* _Dataset_
——

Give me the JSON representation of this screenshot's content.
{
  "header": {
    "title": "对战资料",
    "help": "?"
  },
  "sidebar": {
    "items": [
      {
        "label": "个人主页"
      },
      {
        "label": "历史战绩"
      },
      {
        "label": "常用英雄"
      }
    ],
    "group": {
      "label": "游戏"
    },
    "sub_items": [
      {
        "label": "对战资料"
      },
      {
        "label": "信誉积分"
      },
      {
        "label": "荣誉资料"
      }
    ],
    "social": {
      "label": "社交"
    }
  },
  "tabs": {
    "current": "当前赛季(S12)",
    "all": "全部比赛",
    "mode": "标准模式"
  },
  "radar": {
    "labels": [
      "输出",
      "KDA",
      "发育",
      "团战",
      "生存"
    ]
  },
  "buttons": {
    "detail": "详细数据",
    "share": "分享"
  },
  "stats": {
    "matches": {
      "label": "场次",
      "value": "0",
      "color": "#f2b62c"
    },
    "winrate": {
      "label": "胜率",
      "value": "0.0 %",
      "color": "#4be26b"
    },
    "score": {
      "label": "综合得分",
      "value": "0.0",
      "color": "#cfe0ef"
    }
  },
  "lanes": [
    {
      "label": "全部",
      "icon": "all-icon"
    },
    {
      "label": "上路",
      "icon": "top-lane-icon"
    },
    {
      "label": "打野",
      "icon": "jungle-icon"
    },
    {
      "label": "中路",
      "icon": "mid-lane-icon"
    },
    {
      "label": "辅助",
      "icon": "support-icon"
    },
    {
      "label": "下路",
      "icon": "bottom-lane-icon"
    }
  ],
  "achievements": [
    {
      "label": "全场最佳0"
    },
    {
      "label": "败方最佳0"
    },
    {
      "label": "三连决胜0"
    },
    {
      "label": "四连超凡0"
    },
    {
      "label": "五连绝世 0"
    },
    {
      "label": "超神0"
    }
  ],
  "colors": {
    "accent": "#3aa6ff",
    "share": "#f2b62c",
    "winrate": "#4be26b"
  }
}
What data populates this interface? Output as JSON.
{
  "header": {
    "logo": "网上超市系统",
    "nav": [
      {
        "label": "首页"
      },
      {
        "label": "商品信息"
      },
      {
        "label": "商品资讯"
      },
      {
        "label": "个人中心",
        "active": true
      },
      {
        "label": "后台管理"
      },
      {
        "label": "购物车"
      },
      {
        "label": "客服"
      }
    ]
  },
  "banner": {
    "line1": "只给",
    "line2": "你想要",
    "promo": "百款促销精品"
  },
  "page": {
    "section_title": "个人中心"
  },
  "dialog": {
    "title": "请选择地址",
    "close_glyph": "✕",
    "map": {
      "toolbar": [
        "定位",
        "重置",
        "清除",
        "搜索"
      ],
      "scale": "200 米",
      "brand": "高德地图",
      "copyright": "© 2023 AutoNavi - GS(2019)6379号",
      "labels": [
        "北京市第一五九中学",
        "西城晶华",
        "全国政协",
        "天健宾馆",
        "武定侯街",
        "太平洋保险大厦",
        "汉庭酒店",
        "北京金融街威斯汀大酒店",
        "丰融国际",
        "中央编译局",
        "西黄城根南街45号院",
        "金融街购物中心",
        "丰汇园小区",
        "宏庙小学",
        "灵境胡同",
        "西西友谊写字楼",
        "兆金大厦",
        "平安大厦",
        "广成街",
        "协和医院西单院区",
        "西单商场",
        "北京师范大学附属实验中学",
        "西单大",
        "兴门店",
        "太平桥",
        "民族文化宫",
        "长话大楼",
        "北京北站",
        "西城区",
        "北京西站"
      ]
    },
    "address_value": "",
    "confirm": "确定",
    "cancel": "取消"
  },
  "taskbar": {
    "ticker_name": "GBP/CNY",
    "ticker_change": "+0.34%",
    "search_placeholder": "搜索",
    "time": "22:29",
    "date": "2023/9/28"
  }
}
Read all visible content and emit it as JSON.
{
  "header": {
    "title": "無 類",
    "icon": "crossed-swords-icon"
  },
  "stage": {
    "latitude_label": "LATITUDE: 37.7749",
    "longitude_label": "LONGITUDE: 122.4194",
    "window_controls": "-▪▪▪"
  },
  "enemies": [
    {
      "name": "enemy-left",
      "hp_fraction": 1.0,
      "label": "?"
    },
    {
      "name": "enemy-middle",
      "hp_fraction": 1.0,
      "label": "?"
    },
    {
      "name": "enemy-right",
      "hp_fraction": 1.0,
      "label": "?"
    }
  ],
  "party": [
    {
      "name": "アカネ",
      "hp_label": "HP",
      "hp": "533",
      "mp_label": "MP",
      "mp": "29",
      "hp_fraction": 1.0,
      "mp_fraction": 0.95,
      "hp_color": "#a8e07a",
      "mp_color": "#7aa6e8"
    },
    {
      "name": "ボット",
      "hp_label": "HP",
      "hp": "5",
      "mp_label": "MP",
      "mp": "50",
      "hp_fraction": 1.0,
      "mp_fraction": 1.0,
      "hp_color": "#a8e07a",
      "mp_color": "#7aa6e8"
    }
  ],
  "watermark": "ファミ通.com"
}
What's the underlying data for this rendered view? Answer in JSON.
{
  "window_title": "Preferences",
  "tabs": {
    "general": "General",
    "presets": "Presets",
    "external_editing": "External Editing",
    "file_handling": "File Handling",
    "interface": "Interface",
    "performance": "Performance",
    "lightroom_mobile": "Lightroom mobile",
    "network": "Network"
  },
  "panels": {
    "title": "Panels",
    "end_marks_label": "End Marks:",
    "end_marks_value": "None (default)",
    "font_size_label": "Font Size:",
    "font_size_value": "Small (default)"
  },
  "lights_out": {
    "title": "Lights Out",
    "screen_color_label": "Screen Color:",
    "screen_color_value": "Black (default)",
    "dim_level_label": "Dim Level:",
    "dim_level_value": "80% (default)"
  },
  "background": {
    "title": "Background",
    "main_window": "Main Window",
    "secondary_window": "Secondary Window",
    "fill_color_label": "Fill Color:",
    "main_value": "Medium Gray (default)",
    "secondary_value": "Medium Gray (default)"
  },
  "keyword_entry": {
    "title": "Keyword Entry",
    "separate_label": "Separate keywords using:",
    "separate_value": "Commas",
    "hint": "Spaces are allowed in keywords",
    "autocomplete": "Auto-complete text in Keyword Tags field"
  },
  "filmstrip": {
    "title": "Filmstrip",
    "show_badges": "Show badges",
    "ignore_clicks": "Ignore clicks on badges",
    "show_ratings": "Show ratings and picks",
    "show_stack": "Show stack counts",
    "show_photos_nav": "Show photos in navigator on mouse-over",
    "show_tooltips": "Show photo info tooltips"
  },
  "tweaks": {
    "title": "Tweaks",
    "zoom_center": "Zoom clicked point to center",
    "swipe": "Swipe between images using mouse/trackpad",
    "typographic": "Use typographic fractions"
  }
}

——

Give only the number of lines in the entries above that hold the string "content".

* _Result for this exercise_
2